======== Task inputs
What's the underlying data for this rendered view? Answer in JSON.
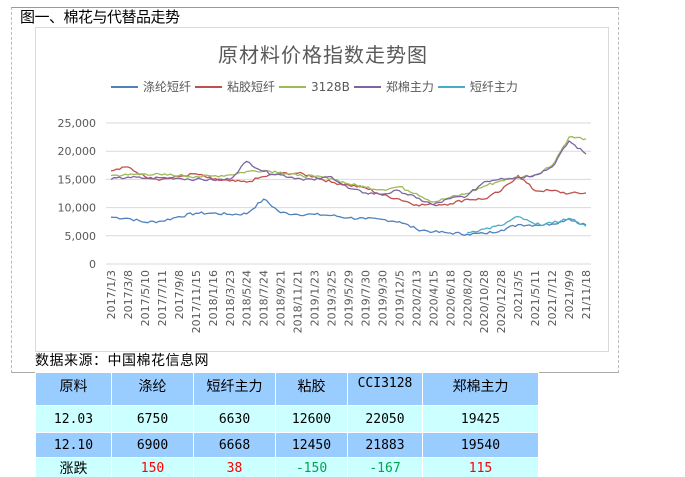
{
  "figure": {
    "caption": "图一、棉花与代替品走势",
    "source": "数据来源：中国棉花信息网"
  },
  "chart_data": {
    "type": "line",
    "title": "原材料价格指数走势图",
    "xlabel": "",
    "ylabel": "",
    "ylim": [
      0,
      25000
    ],
    "yticks": [
      "0",
      "5,000",
      "10,000",
      "15,000",
      "20,000",
      "25,000"
    ],
    "grid": true,
    "legend_position": "top",
    "categories": [
      "2017/1/3",
      "2017/3/8",
      "2017/5/10",
      "2017/7/11",
      "2017/9/8",
      "2017/11/15",
      "2018/1/16",
      "2018/3/23",
      "2018/5/24",
      "2018/7/24",
      "2018/9/21",
      "2018/11/21",
      "2019/1/23",
      "2019/3/25",
      "2019/5/29",
      "2019/7/30",
      "2019/9/30",
      "2019/12/5",
      "2020/2/13",
      "2020/4/15",
      "2020/6/18",
      "2020/8/20",
      "2020/10/28",
      "2020/12/28",
      "2021/3/5",
      "2021/5/11",
      "2021/7/12",
      "2021/9/9",
      "21/11/18"
    ],
    "series": [
      {
        "name": "涤纶短纤",
        "color": "#4f81bd",
        "values": [
          8300,
          8100,
          7400,
          7600,
          8400,
          9000,
          9000,
          8800,
          8900,
          11500,
          9100,
          8800,
          8800,
          8600,
          8200,
          8000,
          7900,
          7500,
          6200,
          5700,
          5500,
          5300,
          5400,
          6000,
          7000,
          6900,
          7100,
          8000,
          6900
        ]
      },
      {
        "name": "粘胶短纤",
        "color": "#c0504d",
        "values": [
          16500,
          17200,
          15500,
          15000,
          15500,
          16000,
          15000,
          14700,
          14500,
          15500,
          16000,
          16100,
          15500,
          14500,
          14000,
          13500,
          12200,
          11500,
          10500,
          10500,
          10700,
          11500,
          11500,
          13000,
          15700,
          13000,
          13000,
          12500,
          12600
        ]
      },
      {
        "name": "3128B",
        "color": "#9bbb59",
        "values": [
          15700,
          15800,
          16000,
          15800,
          15700,
          15500,
          15600,
          15800,
          16400,
          16600,
          16300,
          15700,
          15500,
          15200,
          14200,
          13600,
          13200,
          13700,
          12500,
          11000,
          11800,
          12500,
          13800,
          14800,
          15400,
          15800,
          17500,
          22500,
          22200
        ]
      },
      {
        "name": "郑棉主力",
        "color": "#8064a2",
        "values": [
          15000,
          15400,
          15200,
          15300,
          15200,
          15000,
          14900,
          15000,
          18200,
          16400,
          15800,
          15200,
          14900,
          15500,
          13400,
          12600,
          12400,
          13000,
          11700,
          10500,
          11600,
          12100,
          14600,
          15200,
          15300,
          15800,
          17200,
          21800,
          19500
        ]
      },
      {
        "name": "短纤主力",
        "color": "#4bacc6",
        "values": [
          null,
          null,
          null,
          null,
          null,
          null,
          null,
          null,
          null,
          null,
          null,
          null,
          null,
          null,
          null,
          null,
          null,
          null,
          null,
          null,
          null,
          5600,
          6200,
          6800,
          8400,
          7000,
          7200,
          8100,
          6700
        ]
      }
    ]
  },
  "table": {
    "headers": [
      "原料",
      "涤纶",
      "短纤主力",
      "粘胶",
      "CCI3128",
      "郑棉主力"
    ],
    "rows": [
      [
        "12.03",
        "6750",
        "6630",
        "12600",
        "22050",
        "19425"
      ],
      [
        "12.10",
        "6900",
        "6668",
        "12450",
        "21883",
        "19540"
      ],
      [
        "涨跌",
        "150",
        "38",
        "-150",
        "-167",
        "115"
      ]
    ],
    "change_colors": {
      "up": "#ff0000",
      "down": "#00a550"
    }
  }
}
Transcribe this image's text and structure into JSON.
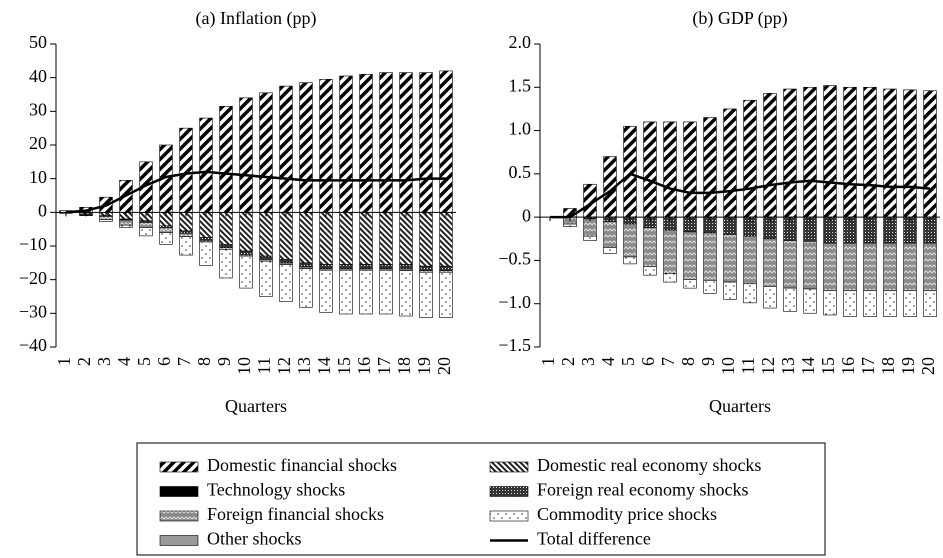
{
  "chart_data": [
    {
      "type": "bar",
      "stacked": true,
      "title": "(a) Inflation (pp)",
      "xlabel": "Quarters",
      "categories": [
        "1",
        "2",
        "3",
        "4",
        "5",
        "6",
        "7",
        "8",
        "9",
        "10",
        "11",
        "12",
        "13",
        "14",
        "15",
        "16",
        "17",
        "18",
        "19",
        "20"
      ],
      "ylim": [
        -40,
        50
      ],
      "yticks": [
        {
          "value": -40,
          "label": "−40"
        },
        {
          "value": -30,
          "label": "−30"
        },
        {
          "value": -20,
          "label": "−20"
        },
        {
          "value": -10,
          "label": "−10"
        },
        0,
        10,
        20,
        30,
        40,
        50
      ],
      "series": [
        {
          "values": [
            0.5,
            1.5,
            4.5,
            9.5,
            15,
            20,
            25,
            28,
            31.5,
            34,
            35.5,
            37.5,
            38.5,
            39.5,
            40.5,
            41,
            41.5,
            41.5,
            41.5,
            42
          ]
        },
        {
          "values": [
            0,
            0,
            0,
            0,
            0,
            0,
            0,
            0,
            0,
            0,
            0,
            0,
            0,
            0,
            0,
            0,
            0,
            0,
            0,
            0
          ]
        },
        {
          "values": [
            0,
            -0.3,
            -1,
            -1.5,
            -1.5,
            -1.5,
            -1,
            -0.5,
            -0.5,
            -0.5,
            -0.5,
            -0.5,
            -0.5,
            -0.5,
            -0.5,
            -0.5,
            -0.5,
            -0.5,
            -0.5,
            -0.5
          ]
        },
        {
          "values": [
            0,
            0,
            0,
            0,
            0,
            0,
            0,
            0,
            0,
            0,
            0,
            0,
            0,
            0,
            0,
            0,
            0,
            0,
            0,
            0
          ]
        },
        {
          "values": [
            -0.3,
            -0.5,
            -1,
            -2,
            -2.5,
            -4,
            -5.5,
            -7.5,
            -9.5,
            -11.5,
            -13,
            -14,
            -15,
            -15.5,
            -15.5,
            -15.5,
            -15.5,
            -15.5,
            -16,
            -16
          ]
        },
        {
          "values": [
            0,
            0,
            -0.2,
            -0.3,
            -0.5,
            -0.5,
            -0.7,
            -0.8,
            -1,
            -1,
            -1,
            -1,
            -1.2,
            -1.2,
            -1.2,
            -1.2,
            -1.2,
            -1.3,
            -1.3,
            -1.3
          ]
        },
        {
          "values": [
            0,
            -0.2,
            -0.5,
            -0.7,
            -2.5,
            -3.5,
            -5.5,
            -7,
            -8.5,
            -9.5,
            -10.5,
            -11,
            -11.5,
            -12.5,
            -13,
            -13,
            -13,
            -13.5,
            -13.5,
            -13.5
          ]
        }
      ],
      "line": {
        "values": [
          0,
          0.5,
          2,
          5,
          8,
          10.5,
          11.5,
          12,
          11.5,
          11,
          10.5,
          10,
          9.5,
          9.5,
          9.5,
          9.5,
          9.5,
          9.5,
          10,
          10
        ]
      }
    },
    {
      "type": "bar",
      "stacked": true,
      "title": "(b) GDP (pp)",
      "xlabel": "Quarters",
      "categories": [
        "1",
        "2",
        "3",
        "4",
        "5",
        "6",
        "7",
        "8",
        "9",
        "10",
        "11",
        "12",
        "13",
        "14",
        "15",
        "16",
        "17",
        "18",
        "19",
        "20"
      ],
      "ylim": [
        -1.5,
        2
      ],
      "yticks": [
        {
          "value": -1.5,
          "label": "−1.5"
        },
        {
          "value": -1,
          "label": "−1.0"
        },
        {
          "value": -0.5,
          "label": "−0.5"
        },
        0,
        0.5,
        {
          "value": 1,
          "label": "1.0"
        },
        1.5,
        {
          "value": 2,
          "label": "2.0"
        }
      ],
      "series": [
        {
          "values": [
            0,
            0.1,
            0.38,
            0.7,
            1.05,
            1.1,
            1.1,
            1.1,
            1.15,
            1.25,
            1.35,
            1.43,
            1.48,
            1.5,
            1.52,
            1.5,
            1.5,
            1.48,
            1.47,
            1.46
          ]
        },
        {
          "values": [
            0,
            0,
            0,
            0,
            0,
            0,
            0,
            0,
            0,
            0,
            0,
            0,
            0,
            0,
            0,
            0,
            0,
            0,
            0,
            0
          ]
        },
        {
          "values": [
            0,
            -0.08,
            -0.2,
            -0.3,
            -0.38,
            -0.45,
            -0.5,
            -0.55,
            -0.55,
            -0.55,
            -0.55,
            -0.55,
            -0.55,
            -0.55,
            -0.55,
            -0.55,
            -0.55,
            -0.55,
            -0.55,
            -0.55
          ]
        },
        {
          "values": [
            0,
            0,
            0,
            0,
            0,
            0,
            0,
            0,
            0,
            0,
            0,
            0,
            0,
            0,
            0,
            0,
            0,
            0,
            0,
            0
          ]
        },
        {
          "values": [
            0,
            0,
            0,
            0,
            0,
            0,
            0,
            0,
            0,
            0,
            0,
            0,
            0,
            0,
            0,
            0,
            0,
            0,
            0,
            0
          ]
        },
        {
          "values": [
            0,
            0,
            -0.02,
            -0.05,
            -0.08,
            -0.12,
            -0.15,
            -0.17,
            -0.18,
            -0.2,
            -0.22,
            -0.25,
            -0.27,
            -0.28,
            -0.3,
            -0.3,
            -0.3,
            -0.3,
            -0.3,
            -0.3
          ]
        },
        {
          "values": [
            0,
            -0.03,
            -0.05,
            -0.07,
            -0.08,
            -0.1,
            -0.1,
            -0.1,
            -0.15,
            -0.2,
            -0.22,
            -0.25,
            -0.27,
            -0.28,
            -0.28,
            -0.3,
            -0.3,
            -0.3,
            -0.3,
            -0.3
          ]
        }
      ],
      "line": {
        "values": [
          0,
          0,
          0.15,
          0.3,
          0.5,
          0.42,
          0.33,
          0.28,
          0.28,
          0.3,
          0.33,
          0.37,
          0.4,
          0.42,
          0.4,
          0.38,
          0.37,
          0.35,
          0.35,
          0.33
        ]
      }
    }
  ],
  "legend": [
    {
      "name": "Domestic financial shocks",
      "pattern": "diag"
    },
    {
      "name": "Technology shocks",
      "pattern": "black"
    },
    {
      "name": "Foreign financial shocks",
      "pattern": "wave"
    },
    {
      "name": "Other shocks",
      "pattern": "gray"
    },
    {
      "name": "Domestic real economy shocks",
      "pattern": "back"
    },
    {
      "name": "Foreign real economy shocks",
      "pattern": "dots"
    },
    {
      "name": "Commodity price shocks",
      "pattern": "sparse"
    },
    {
      "name": "Total difference",
      "pattern": "line"
    }
  ]
}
================
What is being asked: Return each line of the data that contains the string "economy".

Answer:
      "name": "Domestic real economy shocks",
      "name": "Foreign real economy shocks",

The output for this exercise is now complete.